Collected data entries:
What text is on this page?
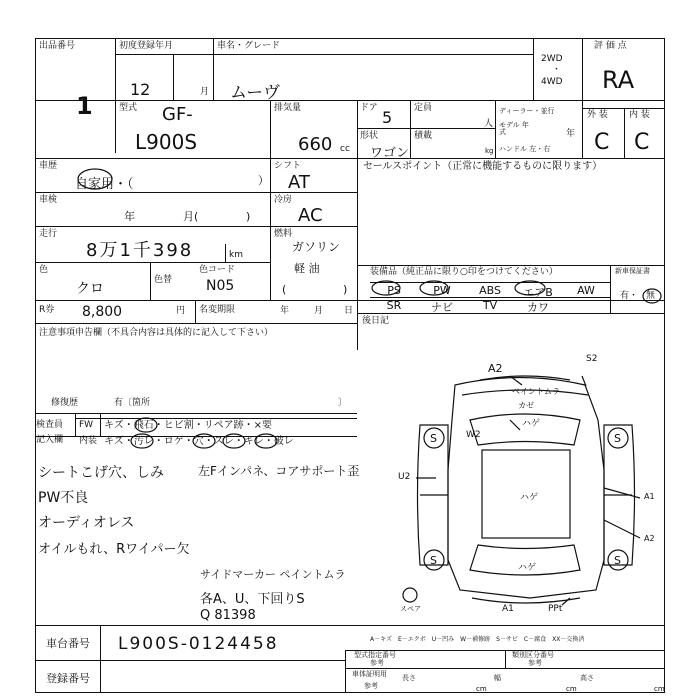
出品番号
1
初度登録年月
12	月
車名・グレード
ムーヴ
2WD
・
4WD
評 価 点
RA
型式 GF-
L900S
排気量
660 cc
ドア 5 定員
人
形状
ワゴン
積載
kg
ディーラー・並行
モデル 年式	年
ハンドル 左・右
外 装 内 装
C C
車歴
自家用・（	）
シフト
AT
セールスポイント（正常に機能するものに限ります）
車検
年	月(	)
冷房
AC
走行
8万1千398	km
燃料
ガソリン
軽 油
色
クロ
色替
色コード
N05	(	)
R券 8,800	円 名変期限	年	月 日
装備品（純正品に限り○印をつけてください）
PS	PW	ABS	エアB	AW
SR	ナビ	TV	カワ
新車保証書
有・ 無
注意事項申告欄（不具合内容は具体的に記入して下さい）
修復歴	有〔箇所	〕
後日記
検査員
記入欄
FW キズ・飛石・ヒビ割・リペア跡・×要
内装 キズ・汚レ・ロゲ・穴・スレ・キレ・破レ
シートこげ穴、しみ
PW不良
オーディオレス
オイルもれ、Rワイパー欠
左Fインパネ、コアサポート歪
サイドマーカー ペイントムラ
各A、U、下回りS
Q 81398
S	S
S	S
A2
S2
ペイントムラ
カゼ
ハゲ
W2
ハゲ
U2
A1
A2
A1	PPt
ハゲ
スペア
A－キズ　E－エクボ　U－凹み　W－補修跡　S－サビ　C－腐食　XX－交換済
車台番号 L900S-0124458
登録番号
型式指定番号
参考
類別区分番号
参考
車体証明用
参考
長さ
cm
幅
cm
高さ
cm
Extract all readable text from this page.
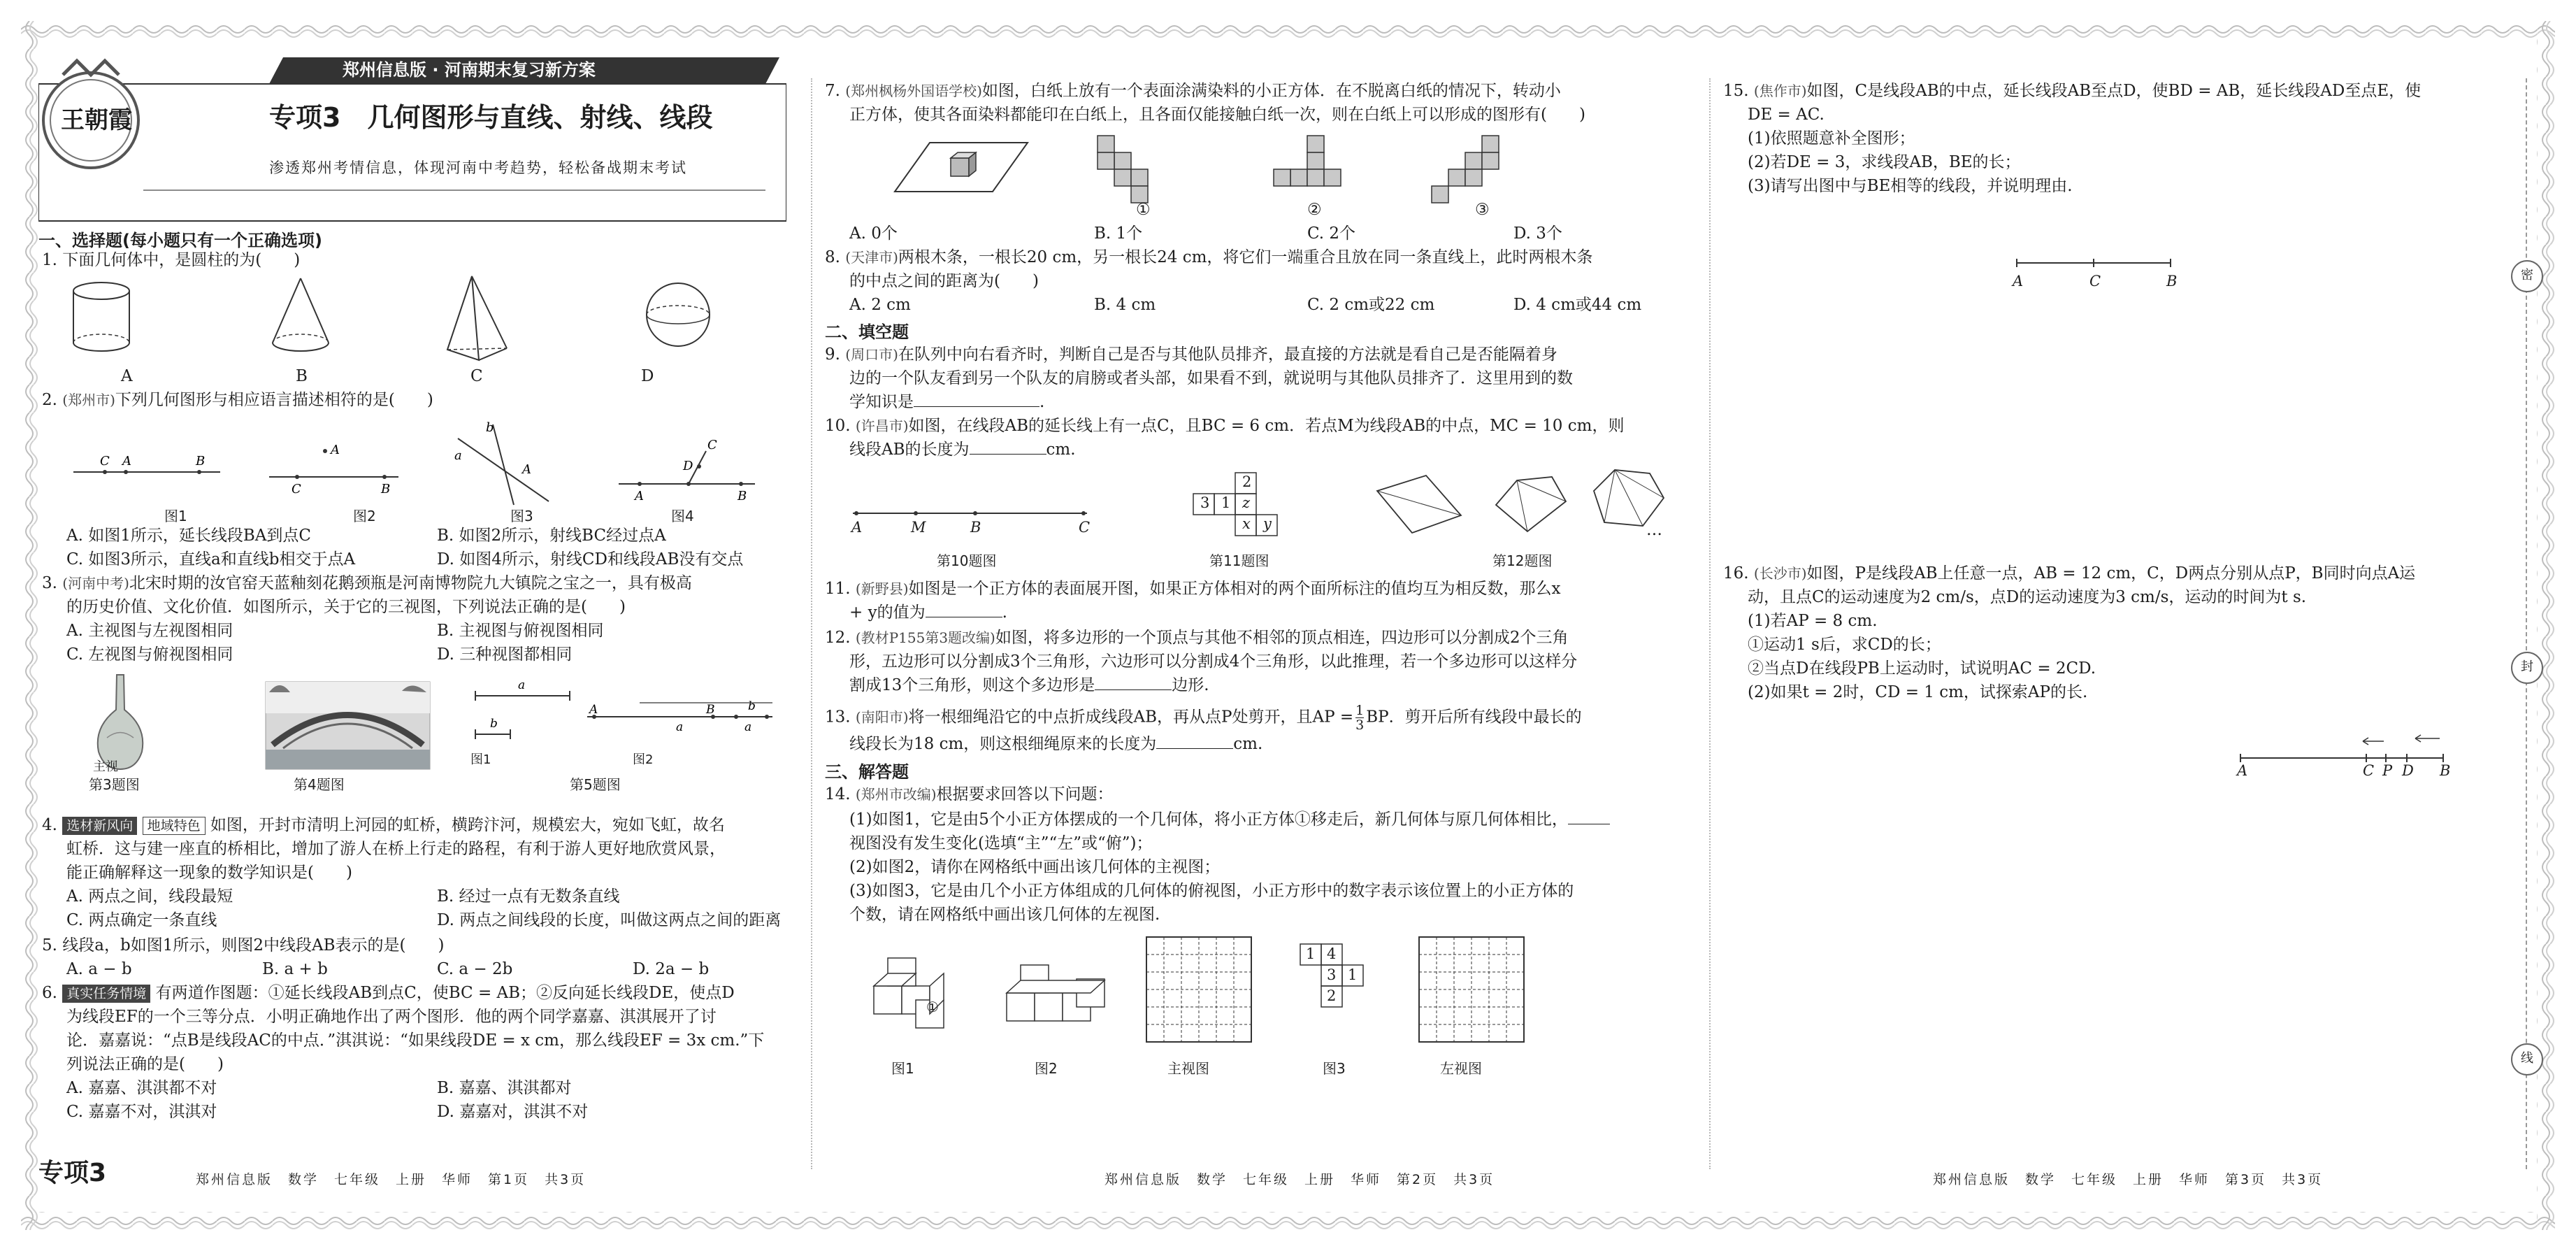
王朝霞
郑州信息版 · 河南期末复习新方案
专项3　几何图形与直线、射线、线段
渗透郑州考情信息，体现河南中考趋势，轻松备战期末考试
一、选择题(每小题只有一个正确选项)
1. 下面几何体中，是圆柱的为(　　)
A	B	C	D
2. (郑州市)下列几何图形与相应语言描述相符的是(　　)
C A	B
A
C	B
a
b
A
C
D
A	B
图1	图2	图3	图4
A. 如图1所示，延长线段BA到点C	B. 如图2所示，射线BC经过点A
C. 如图3所示，直线a和直线b相交于点A	D. 如图4所示，射线CD和线段AB没有交点
3. (河南中考)北宋时期的汝官窑天蓝釉刻花鹅颈瓶是河南博物院九大镇院之宝之一，具有极高
的历史价值、文化价值．如图所示，关于它的三视图，下列说法正确的是(　　)
A. 主视图与左视图相同	B. 主视图与俯视图相同
C. 左视图与俯视图相同	D. 三种视图都相同
a
b
A	B	b
a	a
主视
第3题图	第4题图	第5题图
图1	图2
4. 选材新风向 地域特色 如图，开封市清明上河园的虹桥，横跨汴河，规模宏大，宛如飞虹，故名
虹桥．这与建一座直的桥相比，增加了游人在桥上行走的路程，有利于游人更好地欣赏风景，
能正确解释这一现象的数学知识是(　　)
A. 两点之间，线段最短	B. 经过一点有无数条直线
C. 两点确定一条直线	D. 两点之间线段的长度，叫做这两点之间的距离
5. 线段a，b如图1所示，则图2中线段AB表示的是(　　)
A. a − b	B. a + b	C. a − 2b	D. 2a − b
6. 真实任务情境 有两道作图题：①延长线段AB到点C，使BC = AB；②反向延长线段DE，使点D
为线段EF的一个三等分点．小明正确地作出了两个图形．他的两个同学嘉嘉、淇淇展开了讨
论．嘉嘉说：“点B是线段AC的中点．”淇淇说：“如果线段DE = x cm，那么线段EF = 3x cm.”下
列说法正确的是(　　)
A. 嘉嘉、淇淇都不对	B. 嘉嘉、淇淇都对
C. 嘉嘉不对，淇淇对	D. 嘉嘉对，淇淇不对
专项3	郑州信息版　数学　七年级　上册　华师　第1页　共3页
7. (郑州枫杨外国语学校)如图，白纸上放有一个表面涂满染料的小正方体．在不脱离白纸的情况下，转动小
正方体，使其各面染料都能印在白纸上，且各面仅能接触白纸一次，则在白纸上可以形成的图形有(　　)
①	②	③
A. 0个	B. 1个	C. 2个	D. 3个
8. (天津市)两根木条，一根长20 cm，另一根长24 cm，将它们一端重合且放在同一条直线上，此时两根木条
的中点之间的距离为(　　)
A. 2 cm	B. 4 cm	C. 2 cm或22 cm	D. 4 cm或44 cm
二、填空题
9. (周口市)在队列中向右看齐时，判断自己是否与其他队员排齐，最直接的方法就是看自己是否能隔着身
边的一个队友看到另一个队友的肩膀或者头部，如果看不到，就说明与其他队员排齐了．这里用到的数
学知识是	.
10. (许昌市)如图，在线段AB的延长线上有一点C，且BC = 6 cm．若点M为线段AB的中点，MC = 10 cm，则
线段AB的长度为	cm.
A	M	B	C
2
3 1 z
x y	…
第10题图	第11题图	第12题图
11. (新野县)如图是一个正方体的表面展开图，如果正方体相对的两个面所标注的值均互为相反数，那么x
+ y的值为	.
12. (教材P155第3题改编)如图，将多边形的一个顶点与其他不相邻的顶点相连，四边形可以分割成2个三角
形，五边形可以分割成3个三角形，六边形可以分割成4个三角形，以此推理，若一个多边形可以这样分
割成13个三角形，则这个多边形是	边形.
13. (南阳市)将一根细绳沿它的中点折成线段AB，再从点P处剪开，且AP = $\frac{1}{3}$ BP．剪开后所有线段中最长的
线段长为18 cm，则这根细绳原来的长度为	cm.
三、解答题
14. (郑州市改编)根据要求回答以下问题：
(1)如图1，它是由5个小正方体摆成的一个几何体，将小正方体①移走后，新几何体与原几何体相比，
视图没有发生变化(选填“主”“左”或“俯”)；
(2)如图2，请你在网格纸中画出该几何体的主视图；
(3)如图3，它是由几个小正方体组成的几何体的俯视图，小正方形中的数字表示该位置上的小正方体的
个数，请在网格纸中画出该几何体的左视图.
①
1 4
3 1
2
图1	图2	主视图	图3	左视图
郑州信息版　数学　七年级　上册　华师　第2页　共3页
15. (焦作市)如图，C是线段AB的中点，延长线段AB至点D，使BD = AB，延长线段AD至点E，使
DE = AC.
(1)依照题意补全图形；
(2)若DE = 3，求线段AB，BE的长；
(3)请写出图中与BE相等的线段，并说明理由.
A	C	B
16. (长沙市)如图，P是线段AB上任意一点，AB = 12 cm，C，D两点分别从点P，B同时向点A运
动，且点C的运动速度为2 cm/s，点D的运动速度为3 cm/s，运动的时间为t s.
(1)若AP = 8 cm.
①运动1 s后，求CD的长；
②当点D在线段PB上运动时，试说明AC = 2CD.
(2)如果t = 2时，CD = 1 cm，试探索AP的长.
A	C P D B
密
封
线
郑州信息版　数学　七年级　上册　华师　第3页　共3页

## WORK TO BE COMPLETED
Leave the pictures out, and transcribe each of the records exactly.

## FINISHED ANSWER
What text is on this page?
出品番号
1
初度登録年月
12	月
車名・グレード
ムーヴ
2WD
・
4WD
評 価 点
RA
型式 GF-
L900S
排気量
660 cc
ドア 5 定員
人
形状
ワゴン
積載
kg
ディーラー・並行
モデル 年式	年
ハンドル 左・右
外 装 内 装
C C
車歴
自家用・（	）
シフト
AT
セールスポイント（正常に機能するものに限ります）
車検
年	月(	)
冷房
AC
走行
8万1千398	km
燃料
ガソリン
軽 油
色
クロ
色替
色コード
N05	(	)
R券 8,800	円 名変期限	年	月 日
装備品（純正品に限り○印をつけてください）
PS	PW	ABS	エアB	AW
SR	ナビ	TV	カワ
新車保証書
有・ 無
注意事項申告欄（不具合内容は具体的に記入して下さい）
修復歴	有〔箇所	〕
後日記
検査員
記入欄
FW キズ・飛石・ヒビ割・リペア跡・×要
内装 キズ・汚レ・ロゲ・穴・スレ・キレ・破レ
シートこげ穴、しみ
PW不良
オーディオレス
オイルもれ、Rワイパー欠
左Fインパネ、コアサポート歪
サイドマーカー ペイントムラ
各A、U、下回りS
Q 81398
S	S
S	S
A2
S2
ペイントムラ
カゼ
ハゲ
W2
ハゲ
U2
A1
A2
A1	PPt
ハゲ
スペア
A－キズ　E－エクボ　U－凹み　W－補修跡　S－サビ　C－腐食　XX－交換済
車台番号 L900S-0124458
登録番号
型式指定番号
参考
類別区分番号
参考
車体証明用
参考
長さ
cm
幅
cm
高さ
cm
Extract all readable text from this page.
王朝霞
郑州信息版 · 河南期末复习新方案
专项3　几何图形与直线、射线、线段
渗透郑州考情信息，体现河南中考趋势，轻松备战期末考试
一、选择题(每小题只有一个正确选项)
1. 下面几何体中，是圆柱的为(　　)
A	B	C	D
2. (郑州市)下列几何图形与相应语言描述相符的是(　　)
C A	B
A
C	B
a
b
A
C
D
A	B
图1	图2	图3	图4
A. 如图1所示，延长线段BA到点C	B. 如图2所示，射线BC经过点A
C. 如图3所示，直线a和直线b相交于点A	D. 如图4所示，射线CD和线段AB没有交点
3. (河南中考)北宋时期的汝官窑天蓝釉刻花鹅颈瓶是河南博物院九大镇院之宝之一，具有极高
的历史价值、文化价值．如图所示，关于它的三视图，下列说法正确的是(　　)
A. 主视图与左视图相同	B. 主视图与俯视图相同
C. 左视图与俯视图相同	D. 三种视图都相同
a
b
A	B	b
a	a
主视
第3题图	第4题图	第5题图
图1	图2
4. 选材新风向 地域特色 如图，开封市清明上河园的虹桥，横跨汴河，规模宏大，宛如飞虹，故名
虹桥．这与建一座直的桥相比，增加了游人在桥上行走的路程，有利于游人更好地欣赏风景，
能正确解释这一现象的数学知识是(　　)
A. 两点之间，线段最短	B. 经过一点有无数条直线
C. 两点确定一条直线	D. 两点之间线段的长度，叫做这两点之间的距离
5. 线段a，b如图1所示，则图2中线段AB表示的是(　　)
A. a − b	B. a + b	C. a − 2b	D. 2a − b
6. 真实任务情境 有两道作图题：①延长线段AB到点C，使BC = AB；②反向延长线段DE，使点D
为线段EF的一个三等分点．小明正确地作出了两个图形．他的两个同学嘉嘉、淇淇展开了讨
论．嘉嘉说：“点B是线段AC的中点．”淇淇说：“如果线段DE = x cm，那么线段EF = 3x cm.”下
列说法正确的是(　　)
A. 嘉嘉、淇淇都不对	B. 嘉嘉、淇淇都对
C. 嘉嘉不对，淇淇对	D. 嘉嘉对，淇淇不对
专项3	郑州信息版　数学　七年级　上册　华师　第1页　共3页
7. (郑州枫杨外国语学校)如图，白纸上放有一个表面涂满染料的小正方体．在不脱离白纸的情况下，转动小
正方体，使其各面染料都能印在白纸上，且各面仅能接触白纸一次，则在白纸上可以形成的图形有(　　)
①	②	③
A. 0个	B. 1个	C. 2个	D. 3个
8. (天津市)两根木条，一根长20 cm，另一根长24 cm，将它们一端重合且放在同一条直线上，此时两根木条
的中点之间的距离为(　　)
A. 2 cm	B. 4 cm	C. 2 cm或22 cm	D. 4 cm或44 cm
二、填空题
9. (周口市)在队列中向右看齐时，判断自己是否与其他队员排齐，最直接的方法就是看自己是否能隔着身
边的一个队友看到另一个队友的肩膀或者头部，如果看不到，就说明与其他队员排齐了．这里用到的数
学知识是	.
10. (许昌市)如图，在线段AB的延长线上有一点C，且BC = 6 cm．若点M为线段AB的中点，MC = 10 cm，则
线段AB的长度为	cm.
A	M	B	C
2
3 1 z
x y	…
第10题图	第11题图	第12题图
11. (新野县)如图是一个正方体的表面展开图，如果正方体相对的两个面所标注的值均互为相反数，那么x
+ y的值为	.
12. (教材P155第3题改编)如图，将多边形的一个顶点与其他不相邻的顶点相连，四边形可以分割成2个三角
形，五边形可以分割成3个三角形，六边形可以分割成4个三角形，以此推理，若一个多边形可以这样分
割成13个三角形，则这个多边形是	边形.
13. (南阳市)将一根细绳沿它的中点折成线段AB，再从点P处剪开，且AP = $\frac{1}{3}$ BP．剪开后所有线段中最长的
线段长为18 cm，则这根细绳原来的长度为	cm.
三、解答题
14. (郑州市改编)根据要求回答以下问题：
(1)如图1，它是由5个小正方体摆成的一个几何体，将小正方体①移走后，新几何体与原几何体相比，
视图没有发生变化(选填“主”“左”或“俯”)；
(2)如图2，请你在网格纸中画出该几何体的主视图；
(3)如图3，它是由几个小正方体组成的几何体的俯视图，小正方形中的数字表示该位置上的小正方体的
个数，请在网格纸中画出该几何体的左视图.
①
1 4
3 1
2
图1	图2	主视图	图3	左视图
郑州信息版　数学　七年级　上册　华师　第2页　共3页
15. (焦作市)如图，C是线段AB的中点，延长线段AB至点D，使BD = AB，延长线段AD至点E，使
DE = AC.
(1)依照题意补全图形；
(2)若DE = 3，求线段AB，BE的长；
(3)请写出图中与BE相等的线段，并说明理由.
A	C	B
16. (长沙市)如图，P是线段AB上任意一点，AB = 12 cm，C，D两点分别从点P，B同时向点A运
动，且点C的运动速度为2 cm/s，点D的运动速度为3 cm/s，运动的时间为t s.
(1)若AP = 8 cm.
①运动1 s后，求CD的长；
②当点D在线段PB上运动时，试说明AC = 2CD.
(2)如果t = 2时，CD = 1 cm，试探索AP的长.
A	C P D B
密
封
线
郑州信息版　数学　七年级　上册　华师　第3页　共3页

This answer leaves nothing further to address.